# Task prompt
Output as a JSON list of strings, one per line, every line from the one containing "wind-panel: Wind 0" through the one containing "storage-series-tripling (777, 286, 839, 818)", both included, leaving out any blank lines.

════════

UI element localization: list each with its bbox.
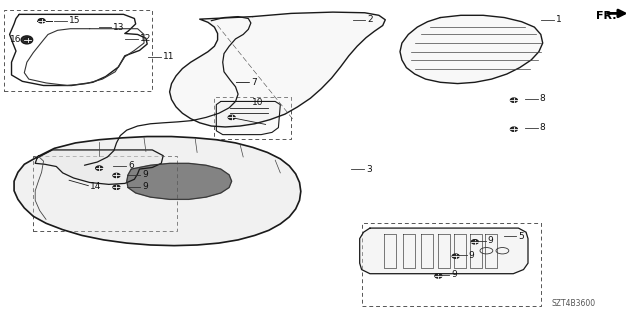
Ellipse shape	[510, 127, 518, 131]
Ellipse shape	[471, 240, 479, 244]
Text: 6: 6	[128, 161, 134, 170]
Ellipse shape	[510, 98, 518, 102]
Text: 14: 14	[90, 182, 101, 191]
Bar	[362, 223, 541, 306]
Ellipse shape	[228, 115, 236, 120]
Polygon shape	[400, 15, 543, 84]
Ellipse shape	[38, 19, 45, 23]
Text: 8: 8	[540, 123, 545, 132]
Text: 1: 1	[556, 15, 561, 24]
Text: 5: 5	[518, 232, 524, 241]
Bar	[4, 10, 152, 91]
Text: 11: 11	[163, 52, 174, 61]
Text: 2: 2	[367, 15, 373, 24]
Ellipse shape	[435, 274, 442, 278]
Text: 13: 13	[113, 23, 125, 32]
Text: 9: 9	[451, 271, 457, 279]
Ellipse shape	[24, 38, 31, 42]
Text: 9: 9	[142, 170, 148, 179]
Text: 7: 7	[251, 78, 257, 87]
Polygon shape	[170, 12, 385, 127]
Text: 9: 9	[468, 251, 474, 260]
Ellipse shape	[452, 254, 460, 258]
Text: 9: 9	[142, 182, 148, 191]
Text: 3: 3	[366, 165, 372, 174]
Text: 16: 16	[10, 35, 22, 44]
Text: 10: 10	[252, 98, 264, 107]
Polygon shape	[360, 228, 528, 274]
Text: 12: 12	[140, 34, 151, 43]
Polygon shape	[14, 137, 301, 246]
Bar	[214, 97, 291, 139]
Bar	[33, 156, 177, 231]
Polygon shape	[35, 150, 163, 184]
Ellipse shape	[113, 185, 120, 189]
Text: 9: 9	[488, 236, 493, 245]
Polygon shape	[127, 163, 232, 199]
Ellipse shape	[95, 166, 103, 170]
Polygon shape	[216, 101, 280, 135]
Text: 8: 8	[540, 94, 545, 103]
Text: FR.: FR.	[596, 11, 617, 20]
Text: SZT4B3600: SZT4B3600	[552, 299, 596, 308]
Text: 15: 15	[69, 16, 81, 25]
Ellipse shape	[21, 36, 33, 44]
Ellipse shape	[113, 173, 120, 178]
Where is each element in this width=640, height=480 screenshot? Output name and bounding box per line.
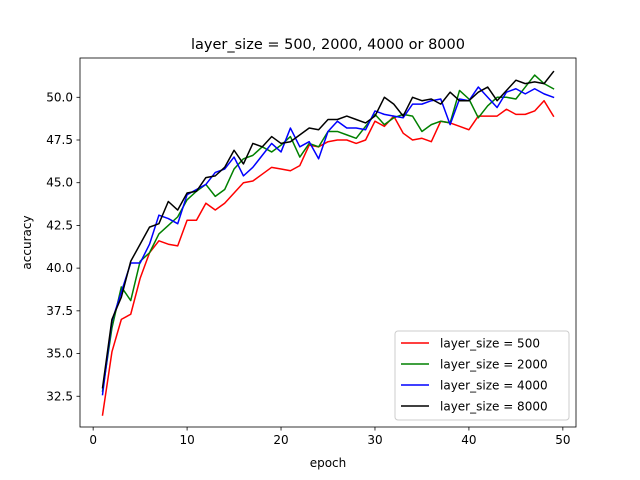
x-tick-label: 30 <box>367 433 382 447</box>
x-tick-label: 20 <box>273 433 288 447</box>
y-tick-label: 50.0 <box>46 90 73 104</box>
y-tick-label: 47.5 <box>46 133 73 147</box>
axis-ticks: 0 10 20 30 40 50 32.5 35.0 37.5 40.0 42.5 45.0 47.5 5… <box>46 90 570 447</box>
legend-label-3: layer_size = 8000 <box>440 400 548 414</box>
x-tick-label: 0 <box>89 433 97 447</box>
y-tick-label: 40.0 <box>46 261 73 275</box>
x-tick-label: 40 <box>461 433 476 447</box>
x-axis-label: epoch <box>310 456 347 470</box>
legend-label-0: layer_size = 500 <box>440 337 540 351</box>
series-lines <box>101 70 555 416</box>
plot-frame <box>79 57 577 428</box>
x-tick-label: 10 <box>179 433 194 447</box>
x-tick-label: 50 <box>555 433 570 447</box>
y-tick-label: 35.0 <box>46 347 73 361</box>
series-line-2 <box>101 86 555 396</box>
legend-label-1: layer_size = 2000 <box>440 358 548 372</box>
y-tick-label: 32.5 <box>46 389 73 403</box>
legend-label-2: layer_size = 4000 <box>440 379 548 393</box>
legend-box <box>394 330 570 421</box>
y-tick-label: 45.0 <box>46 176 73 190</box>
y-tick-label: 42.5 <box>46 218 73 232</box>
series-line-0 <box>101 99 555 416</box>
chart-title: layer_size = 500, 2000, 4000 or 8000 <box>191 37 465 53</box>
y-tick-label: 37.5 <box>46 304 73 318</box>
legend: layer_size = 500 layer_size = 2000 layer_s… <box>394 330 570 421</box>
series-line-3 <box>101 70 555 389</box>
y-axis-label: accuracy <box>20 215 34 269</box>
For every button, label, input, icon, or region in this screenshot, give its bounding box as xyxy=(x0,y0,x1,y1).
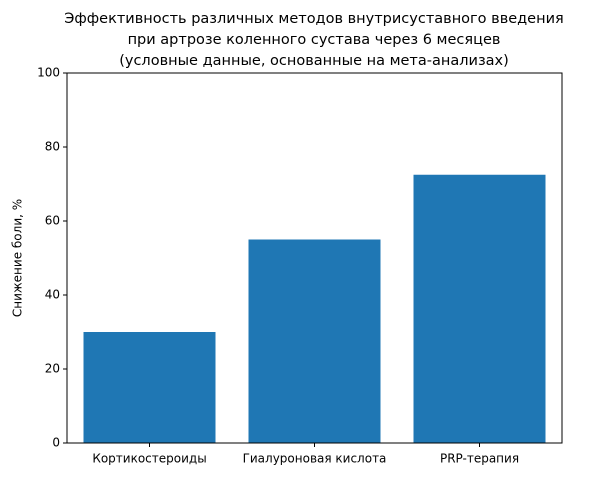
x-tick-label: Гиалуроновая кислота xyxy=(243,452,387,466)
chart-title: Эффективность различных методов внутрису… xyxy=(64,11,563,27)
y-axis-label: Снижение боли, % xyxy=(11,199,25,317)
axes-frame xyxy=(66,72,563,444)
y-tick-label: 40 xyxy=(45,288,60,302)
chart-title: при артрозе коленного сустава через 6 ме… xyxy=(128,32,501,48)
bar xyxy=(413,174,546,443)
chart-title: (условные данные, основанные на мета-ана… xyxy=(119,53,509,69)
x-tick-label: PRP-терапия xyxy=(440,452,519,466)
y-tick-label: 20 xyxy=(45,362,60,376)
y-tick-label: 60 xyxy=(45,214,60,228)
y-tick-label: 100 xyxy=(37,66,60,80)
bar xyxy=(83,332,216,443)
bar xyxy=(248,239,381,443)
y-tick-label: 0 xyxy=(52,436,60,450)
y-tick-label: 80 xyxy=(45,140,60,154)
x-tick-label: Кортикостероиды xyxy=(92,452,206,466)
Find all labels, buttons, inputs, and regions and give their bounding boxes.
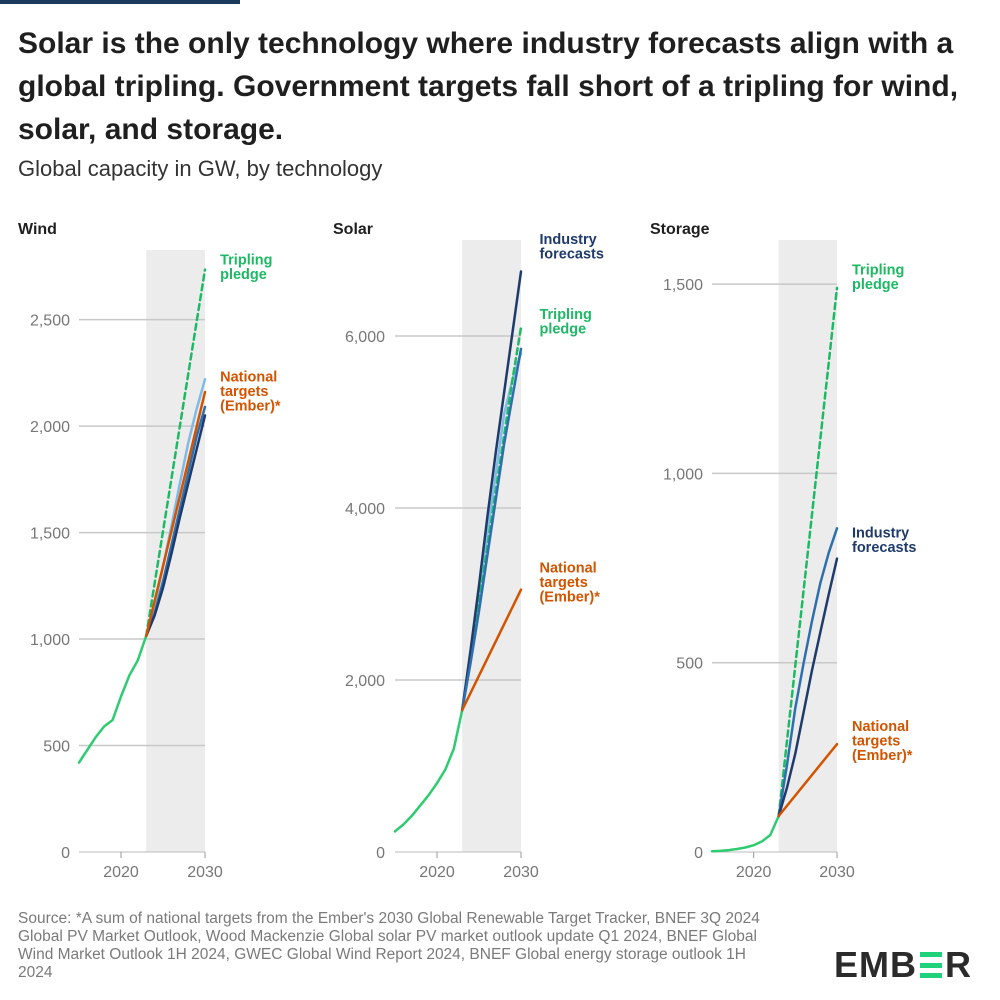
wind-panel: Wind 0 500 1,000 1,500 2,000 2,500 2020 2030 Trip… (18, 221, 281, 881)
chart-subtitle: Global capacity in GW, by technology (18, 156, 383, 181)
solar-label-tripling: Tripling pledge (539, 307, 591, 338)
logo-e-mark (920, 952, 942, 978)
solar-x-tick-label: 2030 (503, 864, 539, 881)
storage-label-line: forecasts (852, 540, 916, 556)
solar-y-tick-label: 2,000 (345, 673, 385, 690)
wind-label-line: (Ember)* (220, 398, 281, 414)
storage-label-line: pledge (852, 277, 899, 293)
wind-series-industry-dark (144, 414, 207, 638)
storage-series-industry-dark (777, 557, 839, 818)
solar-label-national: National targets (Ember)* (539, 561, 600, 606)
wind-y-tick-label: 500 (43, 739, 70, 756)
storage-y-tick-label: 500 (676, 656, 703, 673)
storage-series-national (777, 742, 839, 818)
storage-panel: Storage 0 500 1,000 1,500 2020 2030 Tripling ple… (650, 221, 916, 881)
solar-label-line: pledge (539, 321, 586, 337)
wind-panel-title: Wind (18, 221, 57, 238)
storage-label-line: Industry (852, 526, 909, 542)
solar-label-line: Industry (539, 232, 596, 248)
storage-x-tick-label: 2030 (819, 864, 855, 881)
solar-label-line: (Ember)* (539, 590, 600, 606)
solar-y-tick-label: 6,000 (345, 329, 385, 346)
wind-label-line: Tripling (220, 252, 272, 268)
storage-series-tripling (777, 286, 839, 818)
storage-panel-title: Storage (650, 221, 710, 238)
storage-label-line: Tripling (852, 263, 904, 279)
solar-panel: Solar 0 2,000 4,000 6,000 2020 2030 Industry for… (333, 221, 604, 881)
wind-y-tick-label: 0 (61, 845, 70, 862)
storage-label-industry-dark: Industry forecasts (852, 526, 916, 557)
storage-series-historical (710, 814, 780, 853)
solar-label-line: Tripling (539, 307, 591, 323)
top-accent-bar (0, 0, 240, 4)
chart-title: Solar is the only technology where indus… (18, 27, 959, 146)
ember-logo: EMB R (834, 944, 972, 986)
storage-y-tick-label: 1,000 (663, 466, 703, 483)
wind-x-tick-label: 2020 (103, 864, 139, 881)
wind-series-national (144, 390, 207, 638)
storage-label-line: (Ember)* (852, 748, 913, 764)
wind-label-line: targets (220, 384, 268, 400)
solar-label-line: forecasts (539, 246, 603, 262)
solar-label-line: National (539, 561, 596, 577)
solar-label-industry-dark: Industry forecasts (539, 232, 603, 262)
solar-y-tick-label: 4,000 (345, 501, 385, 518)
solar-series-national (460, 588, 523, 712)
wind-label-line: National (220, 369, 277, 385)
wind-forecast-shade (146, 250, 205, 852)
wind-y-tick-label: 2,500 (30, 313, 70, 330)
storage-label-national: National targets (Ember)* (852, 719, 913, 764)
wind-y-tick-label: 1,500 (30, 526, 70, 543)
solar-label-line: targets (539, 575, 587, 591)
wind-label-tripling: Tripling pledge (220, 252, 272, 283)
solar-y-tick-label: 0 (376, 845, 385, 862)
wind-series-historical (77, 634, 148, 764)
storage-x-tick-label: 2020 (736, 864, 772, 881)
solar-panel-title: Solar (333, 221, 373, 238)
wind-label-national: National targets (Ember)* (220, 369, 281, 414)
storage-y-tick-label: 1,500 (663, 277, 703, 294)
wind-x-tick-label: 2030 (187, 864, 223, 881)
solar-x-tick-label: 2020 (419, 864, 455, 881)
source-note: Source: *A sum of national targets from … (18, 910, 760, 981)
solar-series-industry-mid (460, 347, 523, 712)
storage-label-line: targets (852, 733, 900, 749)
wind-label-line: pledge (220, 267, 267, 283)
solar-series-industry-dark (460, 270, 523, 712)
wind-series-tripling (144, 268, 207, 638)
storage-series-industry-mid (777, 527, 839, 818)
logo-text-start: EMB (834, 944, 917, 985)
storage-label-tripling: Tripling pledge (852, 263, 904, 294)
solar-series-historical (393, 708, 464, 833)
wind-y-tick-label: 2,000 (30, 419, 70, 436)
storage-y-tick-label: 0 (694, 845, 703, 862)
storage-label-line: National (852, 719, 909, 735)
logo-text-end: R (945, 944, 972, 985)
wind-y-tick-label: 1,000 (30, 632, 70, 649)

════════

# Response to the task
[
  "wind-panel: Wind 0 500 1,000 1,500 2,000 2,500 2020 2030 Trip… (18, 221, 281, 881)",
  "chart-subtitle: Global capacity in GW, by technology (18, 156, 383, 181)",
  "solar-label-tripling: Tripling pledge (539, 307, 591, 338)",
  "logo-e-mark (920, 952, 942, 978)",
  "solar-x-tick-label: 2030 (503, 864, 539, 881)",
  "storage-label-line: forecasts (852, 540, 916, 556)",
  "solar-y-tick-label: 2,000 (345, 673, 385, 690)",
  "wind-label-line: (Ember)* (220, 398, 281, 414)",
  "storage-label-line: pledge (852, 277, 899, 293)",
  "wind-series-industry-dark (144, 414, 207, 638)",
  "storage-series-industry-dark (777, 557, 839, 818)",
  "solar-label-national: National targets (Ember)* (539, 561, 600, 606)",
  "wind-y-tick-label: 500 (43, 739, 70, 756)",
  "storage-y-tick-label: 500 (676, 656, 703, 673)",
  "storage-series-national (777, 742, 839, 818)",
  "storage-panel: Storage 0 500 1,000 1,500 2020 2030 Tripling ple… (650, 221, 916, 881)",
  "solar-label-line: pledge (539, 321, 586, 337)",
  "wind-panel-title: Wind (18, 221, 57, 238)",
  "storage-label-line: Industry (852, 526, 909, 542)",
  "solar-label-line: Industry (539, 232, 596, 248)",
  "storage-x-tick-label: 2030 (819, 864, 855, 881)",
  "solar-label-line: (Ember)* (539, 590, 600, 606)",
  "solar-y-tick-label: 6,000 (345, 329, 385, 346)",
  "wind-label-line: Tripling (220, 252, 272, 268)",
  "storage-series-tripling (777, 286, 839, 818)"
]